### Aim of the task
The whole listing, except its pictures, is to be repeated exactly.

### Records for the exercise
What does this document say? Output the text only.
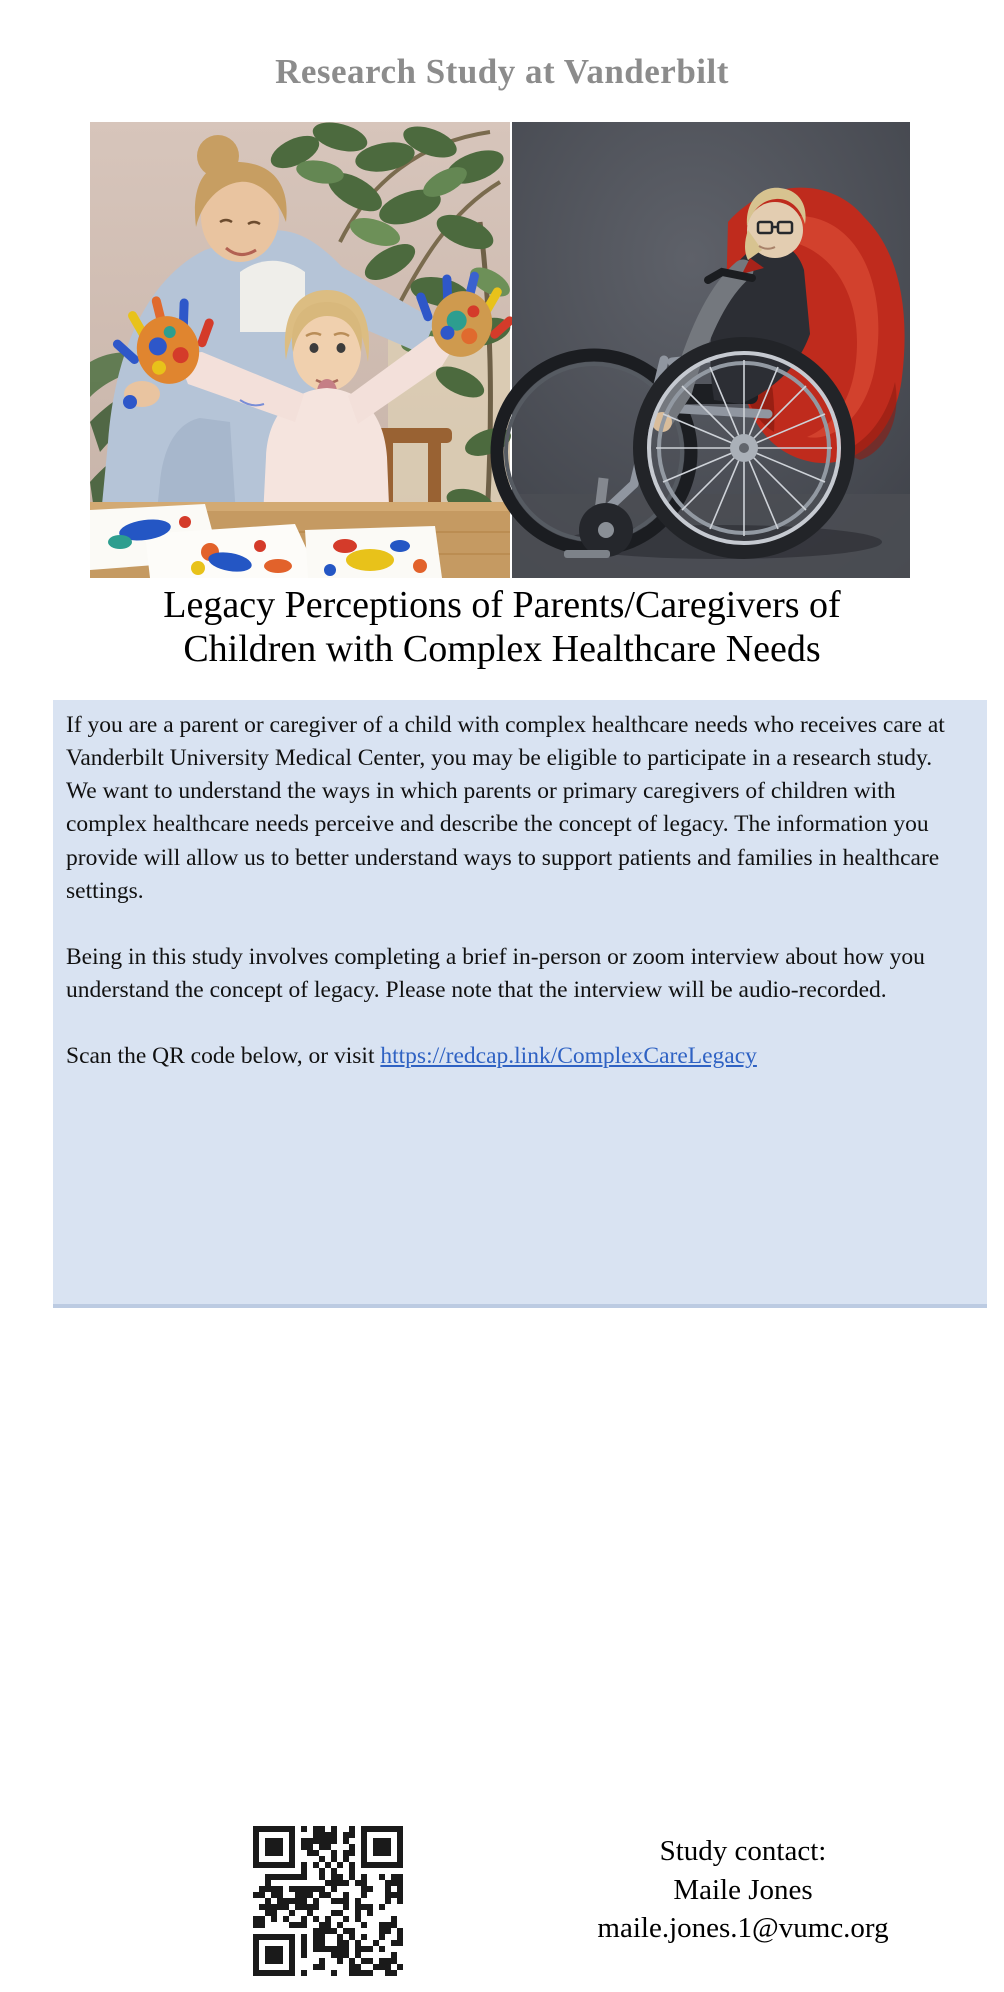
Research Study at Vanderbilt
Legacy Perceptions of Parents/Caregivers of
Children with Complex Healthcare Needs

If you are a parent or caregiver of a child with complex healthcare needs who receives care at Vanderbilt University Medical Center, you may be eligible to participate in a research study. We want to understand the ways in which parents or primary caregivers of children with complex healthcare needs perceive and describe the concept of legacy. The information you provide will allow us to better understand ways to support patients and families in healthcare settings.

Being in this study involves completing a brief in-person or zoom interview about how you understand the concept of legacy. Please note that the interview will be audio-recorded.

Scan the QR code below, or visit https://redcap.link/ComplexCareLegacy

Study contact:
Maile Jones
maile.jones.1@vumc.org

### Answer below
What does this document say? Output the text only.
Research Study at Vanderbilt
Legacy Perceptions of Parents/Caregivers of
Children with Complex Healthcare Needs

If you are a parent or caregiver of a child with complex healthcare needs who receives care at Vanderbilt University Medical Center, you may be eligible to participate in a research study. We want to understand the ways in which parents or primary caregivers of children with complex healthcare needs perceive and describe the concept of legacy. The information you provide will allow us to better understand ways to support patients and families in healthcare settings.

Being in this study involves completing a brief in-person or zoom interview about how you understand the concept of legacy. Please note that the interview will be audio-recorded.

Scan the QR code below, or visit https://redcap.link/ComplexCareLegacy

Study contact:
Maile Jones
maile.jones.1@vumc.org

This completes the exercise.